- [What needs to be done]
Copy each line below in which the string "room" occurs.

- [Data entries]

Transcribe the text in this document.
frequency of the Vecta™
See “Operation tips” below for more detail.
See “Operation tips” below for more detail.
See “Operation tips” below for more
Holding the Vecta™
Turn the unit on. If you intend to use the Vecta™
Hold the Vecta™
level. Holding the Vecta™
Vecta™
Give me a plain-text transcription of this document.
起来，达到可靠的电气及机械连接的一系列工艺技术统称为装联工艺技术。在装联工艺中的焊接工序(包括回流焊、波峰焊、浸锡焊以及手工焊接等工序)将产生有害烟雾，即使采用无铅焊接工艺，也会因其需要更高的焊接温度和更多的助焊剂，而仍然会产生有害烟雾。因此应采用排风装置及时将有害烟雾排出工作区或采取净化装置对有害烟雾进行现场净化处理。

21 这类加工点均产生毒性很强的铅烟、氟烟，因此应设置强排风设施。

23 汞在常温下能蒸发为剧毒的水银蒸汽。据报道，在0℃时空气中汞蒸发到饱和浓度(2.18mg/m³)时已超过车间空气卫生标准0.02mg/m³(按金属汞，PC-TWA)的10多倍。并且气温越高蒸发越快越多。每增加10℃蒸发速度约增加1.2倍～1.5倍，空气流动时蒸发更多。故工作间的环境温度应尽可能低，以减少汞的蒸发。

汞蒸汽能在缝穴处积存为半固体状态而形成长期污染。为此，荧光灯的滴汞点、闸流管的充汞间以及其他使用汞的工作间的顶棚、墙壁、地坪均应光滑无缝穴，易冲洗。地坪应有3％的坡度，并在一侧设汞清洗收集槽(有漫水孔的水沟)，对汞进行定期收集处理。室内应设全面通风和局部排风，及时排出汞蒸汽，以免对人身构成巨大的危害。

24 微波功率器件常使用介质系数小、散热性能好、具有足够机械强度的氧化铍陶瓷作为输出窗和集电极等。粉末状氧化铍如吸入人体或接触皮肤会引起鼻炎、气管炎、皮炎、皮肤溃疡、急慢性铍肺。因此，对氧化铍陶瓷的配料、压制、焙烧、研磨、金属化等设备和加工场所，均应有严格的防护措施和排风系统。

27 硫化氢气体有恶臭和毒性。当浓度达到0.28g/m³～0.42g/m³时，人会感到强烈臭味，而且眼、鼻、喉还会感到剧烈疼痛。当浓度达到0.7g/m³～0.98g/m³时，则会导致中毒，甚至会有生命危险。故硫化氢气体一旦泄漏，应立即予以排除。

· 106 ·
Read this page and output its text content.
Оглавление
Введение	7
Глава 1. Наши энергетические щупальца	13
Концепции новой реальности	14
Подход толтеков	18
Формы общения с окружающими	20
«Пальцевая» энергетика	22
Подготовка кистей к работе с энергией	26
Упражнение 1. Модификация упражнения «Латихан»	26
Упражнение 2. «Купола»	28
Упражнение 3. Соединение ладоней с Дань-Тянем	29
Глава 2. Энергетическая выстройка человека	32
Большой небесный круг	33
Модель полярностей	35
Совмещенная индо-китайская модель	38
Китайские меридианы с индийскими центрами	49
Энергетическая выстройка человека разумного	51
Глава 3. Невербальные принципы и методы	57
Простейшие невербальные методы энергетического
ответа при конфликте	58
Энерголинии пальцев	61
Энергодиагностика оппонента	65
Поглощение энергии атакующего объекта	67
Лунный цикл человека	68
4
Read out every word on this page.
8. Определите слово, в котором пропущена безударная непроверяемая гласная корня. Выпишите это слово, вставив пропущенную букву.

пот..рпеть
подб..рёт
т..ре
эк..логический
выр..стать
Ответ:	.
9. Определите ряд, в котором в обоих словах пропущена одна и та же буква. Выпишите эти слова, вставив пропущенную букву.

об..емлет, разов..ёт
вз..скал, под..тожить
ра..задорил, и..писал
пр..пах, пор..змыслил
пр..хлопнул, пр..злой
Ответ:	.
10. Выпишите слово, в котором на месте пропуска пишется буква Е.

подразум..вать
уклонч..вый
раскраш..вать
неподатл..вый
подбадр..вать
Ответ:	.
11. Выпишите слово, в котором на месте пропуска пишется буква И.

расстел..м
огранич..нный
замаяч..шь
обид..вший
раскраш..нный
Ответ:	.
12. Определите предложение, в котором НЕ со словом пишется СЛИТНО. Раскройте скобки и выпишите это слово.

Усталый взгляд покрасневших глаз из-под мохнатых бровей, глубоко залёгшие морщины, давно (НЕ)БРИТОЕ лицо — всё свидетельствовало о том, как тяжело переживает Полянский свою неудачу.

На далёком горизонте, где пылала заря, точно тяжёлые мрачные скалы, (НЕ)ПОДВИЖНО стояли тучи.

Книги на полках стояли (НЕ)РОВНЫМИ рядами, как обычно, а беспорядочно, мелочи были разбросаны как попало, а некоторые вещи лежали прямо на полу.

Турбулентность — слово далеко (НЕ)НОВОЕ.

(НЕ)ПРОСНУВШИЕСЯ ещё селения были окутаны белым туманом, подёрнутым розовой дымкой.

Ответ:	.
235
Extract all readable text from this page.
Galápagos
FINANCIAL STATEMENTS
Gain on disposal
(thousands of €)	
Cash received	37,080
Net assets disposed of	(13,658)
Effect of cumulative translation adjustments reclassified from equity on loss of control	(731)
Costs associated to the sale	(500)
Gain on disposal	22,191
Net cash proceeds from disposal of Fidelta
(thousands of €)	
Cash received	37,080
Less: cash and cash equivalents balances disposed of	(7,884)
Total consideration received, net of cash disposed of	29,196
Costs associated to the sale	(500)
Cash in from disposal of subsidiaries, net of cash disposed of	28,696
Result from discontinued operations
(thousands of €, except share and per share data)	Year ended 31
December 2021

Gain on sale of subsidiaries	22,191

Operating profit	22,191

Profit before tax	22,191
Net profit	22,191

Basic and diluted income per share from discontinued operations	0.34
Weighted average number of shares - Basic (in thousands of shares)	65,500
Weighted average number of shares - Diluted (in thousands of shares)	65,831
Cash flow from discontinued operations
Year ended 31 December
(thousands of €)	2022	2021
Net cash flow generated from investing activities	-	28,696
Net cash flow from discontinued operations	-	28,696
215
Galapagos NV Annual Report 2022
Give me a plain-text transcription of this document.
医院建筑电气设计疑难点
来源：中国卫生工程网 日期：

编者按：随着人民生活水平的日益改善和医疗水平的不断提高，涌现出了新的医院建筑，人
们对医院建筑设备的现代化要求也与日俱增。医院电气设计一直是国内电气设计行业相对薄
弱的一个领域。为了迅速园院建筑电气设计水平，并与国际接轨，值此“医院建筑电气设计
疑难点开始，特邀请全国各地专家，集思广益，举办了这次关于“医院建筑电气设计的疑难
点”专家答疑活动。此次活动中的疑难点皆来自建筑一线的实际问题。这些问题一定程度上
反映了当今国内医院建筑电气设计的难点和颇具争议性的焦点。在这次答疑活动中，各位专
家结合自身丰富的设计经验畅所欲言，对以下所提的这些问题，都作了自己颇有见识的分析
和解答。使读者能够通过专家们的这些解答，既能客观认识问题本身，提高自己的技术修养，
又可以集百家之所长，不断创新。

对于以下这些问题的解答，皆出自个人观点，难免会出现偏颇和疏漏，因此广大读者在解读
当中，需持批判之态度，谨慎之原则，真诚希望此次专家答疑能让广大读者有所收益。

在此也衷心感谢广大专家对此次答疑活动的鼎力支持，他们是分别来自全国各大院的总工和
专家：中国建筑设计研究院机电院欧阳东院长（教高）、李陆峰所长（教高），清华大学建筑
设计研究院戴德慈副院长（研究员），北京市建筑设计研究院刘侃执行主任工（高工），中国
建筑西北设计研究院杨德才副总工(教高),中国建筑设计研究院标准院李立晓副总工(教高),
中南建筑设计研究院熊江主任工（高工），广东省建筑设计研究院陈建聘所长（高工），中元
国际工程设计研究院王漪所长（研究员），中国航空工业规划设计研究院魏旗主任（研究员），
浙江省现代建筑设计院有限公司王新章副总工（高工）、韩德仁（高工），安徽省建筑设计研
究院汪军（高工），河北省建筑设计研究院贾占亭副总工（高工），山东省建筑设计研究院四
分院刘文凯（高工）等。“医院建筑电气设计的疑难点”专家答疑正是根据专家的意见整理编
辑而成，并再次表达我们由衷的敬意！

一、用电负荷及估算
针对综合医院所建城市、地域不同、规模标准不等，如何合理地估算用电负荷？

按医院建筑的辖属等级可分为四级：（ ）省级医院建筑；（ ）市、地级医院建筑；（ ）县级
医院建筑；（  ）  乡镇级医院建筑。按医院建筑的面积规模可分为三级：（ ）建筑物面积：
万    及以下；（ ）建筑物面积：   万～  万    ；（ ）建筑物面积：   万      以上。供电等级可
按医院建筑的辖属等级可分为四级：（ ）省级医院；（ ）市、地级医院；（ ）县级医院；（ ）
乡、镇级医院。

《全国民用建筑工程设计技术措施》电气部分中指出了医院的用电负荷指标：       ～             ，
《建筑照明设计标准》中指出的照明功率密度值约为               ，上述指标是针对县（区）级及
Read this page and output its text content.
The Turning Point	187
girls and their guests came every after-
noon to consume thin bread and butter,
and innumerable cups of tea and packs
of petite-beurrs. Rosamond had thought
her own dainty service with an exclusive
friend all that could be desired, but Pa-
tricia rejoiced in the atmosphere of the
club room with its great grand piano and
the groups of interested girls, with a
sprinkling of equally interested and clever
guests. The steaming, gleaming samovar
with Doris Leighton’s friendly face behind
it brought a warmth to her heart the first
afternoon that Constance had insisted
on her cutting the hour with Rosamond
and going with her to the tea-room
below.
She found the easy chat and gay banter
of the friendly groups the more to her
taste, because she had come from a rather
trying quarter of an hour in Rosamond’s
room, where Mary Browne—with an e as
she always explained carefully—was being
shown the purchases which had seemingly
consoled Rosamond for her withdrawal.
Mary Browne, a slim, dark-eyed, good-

- [Output of the task]
club room with its great grand piano and
and going with her to the tea-room
room, where Mary Browne—with an e as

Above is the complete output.